Stored records
○ ○ ○ ○

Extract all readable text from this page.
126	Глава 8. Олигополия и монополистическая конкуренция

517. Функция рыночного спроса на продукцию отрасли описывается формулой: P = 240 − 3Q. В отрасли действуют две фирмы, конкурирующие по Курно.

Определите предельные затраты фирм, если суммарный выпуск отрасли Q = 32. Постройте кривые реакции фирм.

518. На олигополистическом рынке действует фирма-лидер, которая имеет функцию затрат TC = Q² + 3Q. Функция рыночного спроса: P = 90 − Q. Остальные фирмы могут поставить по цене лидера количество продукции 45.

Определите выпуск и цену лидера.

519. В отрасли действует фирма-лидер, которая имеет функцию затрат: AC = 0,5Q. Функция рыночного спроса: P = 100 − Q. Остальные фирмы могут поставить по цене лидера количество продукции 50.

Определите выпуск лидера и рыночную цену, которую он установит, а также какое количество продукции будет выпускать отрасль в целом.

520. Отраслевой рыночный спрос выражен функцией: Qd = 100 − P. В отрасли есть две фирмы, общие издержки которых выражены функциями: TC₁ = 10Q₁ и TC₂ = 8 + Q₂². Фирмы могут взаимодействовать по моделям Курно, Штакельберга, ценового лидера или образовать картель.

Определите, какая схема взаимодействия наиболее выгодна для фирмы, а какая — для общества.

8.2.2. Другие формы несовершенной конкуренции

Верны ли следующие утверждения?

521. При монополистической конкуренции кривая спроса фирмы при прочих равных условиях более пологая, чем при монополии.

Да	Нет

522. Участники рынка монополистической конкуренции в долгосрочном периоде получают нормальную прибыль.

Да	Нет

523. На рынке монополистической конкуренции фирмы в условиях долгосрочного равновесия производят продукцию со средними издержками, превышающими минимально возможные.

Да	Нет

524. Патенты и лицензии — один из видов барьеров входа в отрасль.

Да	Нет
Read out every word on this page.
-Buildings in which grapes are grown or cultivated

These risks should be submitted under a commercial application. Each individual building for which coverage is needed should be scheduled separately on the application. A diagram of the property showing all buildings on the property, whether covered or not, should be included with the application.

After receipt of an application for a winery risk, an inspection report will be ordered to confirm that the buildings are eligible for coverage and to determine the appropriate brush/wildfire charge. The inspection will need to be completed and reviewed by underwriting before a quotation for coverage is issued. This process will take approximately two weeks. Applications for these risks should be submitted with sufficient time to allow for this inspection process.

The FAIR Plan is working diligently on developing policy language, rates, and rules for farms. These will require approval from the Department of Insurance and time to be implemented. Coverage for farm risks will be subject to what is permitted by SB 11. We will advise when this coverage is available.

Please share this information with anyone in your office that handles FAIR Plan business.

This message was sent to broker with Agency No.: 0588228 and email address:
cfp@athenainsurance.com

○ ○ ○ ○

■ **Task instructions**:
Using the listing above, please repeat every entry exactly.

■ **In response**:
Extract all readable text from this page.
126	Глава 8. Олигополия и монополистическая конкуренция

517. Функция рыночного спроса на продукцию отрасли описывается формулой: P = 240 − 3Q. В отрасли действуют две фирмы, конкурирующие по Курно.

Определите предельные затраты фирм, если суммарный выпуск отрасли Q = 32. Постройте кривые реакции фирм.

518. На олигополистическом рынке действует фирма-лидер, которая имеет функцию затрат TC = Q² + 3Q. Функция рыночного спроса: P = 90 − Q. Остальные фирмы могут поставить по цене лидера количество продукции 45.

Определите выпуск и цену лидера.

519. В отрасли действует фирма-лидер, которая имеет функцию затрат: AC = 0,5Q. Функция рыночного спроса: P = 100 − Q. Остальные фирмы могут поставить по цене лидера количество продукции 50.

Определите выпуск лидера и рыночную цену, которую он установит, а также какое количество продукции будет выпускать отрасль в целом.

520. Отраслевой рыночный спрос выражен функцией: Qd = 100 − P. В отрасли есть две фирмы, общие издержки которых выражены функциями: TC₁ = 10Q₁ и TC₂ = 8 + Q₂². Фирмы могут взаимодействовать по моделям Курно, Штакельберга, ценового лидера или образовать картель.

Определите, какая схема взаимодействия наиболее выгодна для фирмы, а какая — для общества.

8.2.2. Другие формы несовершенной конкуренции

Верны ли следующие утверждения?

521. При монополистической конкуренции кривая спроса фирмы при прочих равных условиях более пологая, чем при монополии.

Да	Нет

522. Участники рынка монополистической конкуренции в долгосрочном периоде получают нормальную прибыль.

Да	Нет

523. На рынке монополистической конкуренции фирмы в условиях долгосрочного равновесия производят продукцию со средними издержками, превышающими минимально возможные.

Да	Нет

524. Патенты и лицензии — один из видов барьеров входа в отрасль.

Да	Нет
Read out every word on this page.
-Buildings in which grapes are grown or cultivated

These risks should be submitted under a commercial application. Each individual building for which coverage is needed should be scheduled separately on the application. A diagram of the property showing all buildings on the property, whether covered or not, should be included with the application.

After receipt of an application for a winery risk, an inspection report will be ordered to confirm that the buildings are eligible for coverage and to determine the appropriate brush/wildfire charge. The inspection will need to be completed and reviewed by underwriting before a quotation for coverage is issued. This process will take approximately two weeks. Applications for these risks should be submitted with sufficient time to allow for this inspection process.

The FAIR Plan is working diligently on developing policy language, rates, and rules for farms. These will require approval from the Department of Insurance and time to be implemented. Coverage for farm risks will be subject to what is permitted by SB 11. We will advise when this coverage is available.

Please share this information with anyone in your office that handles FAIR Plan business.

This message was sent to broker with Agency No.: 0588228 and email address:
cfp@athenainsurance.com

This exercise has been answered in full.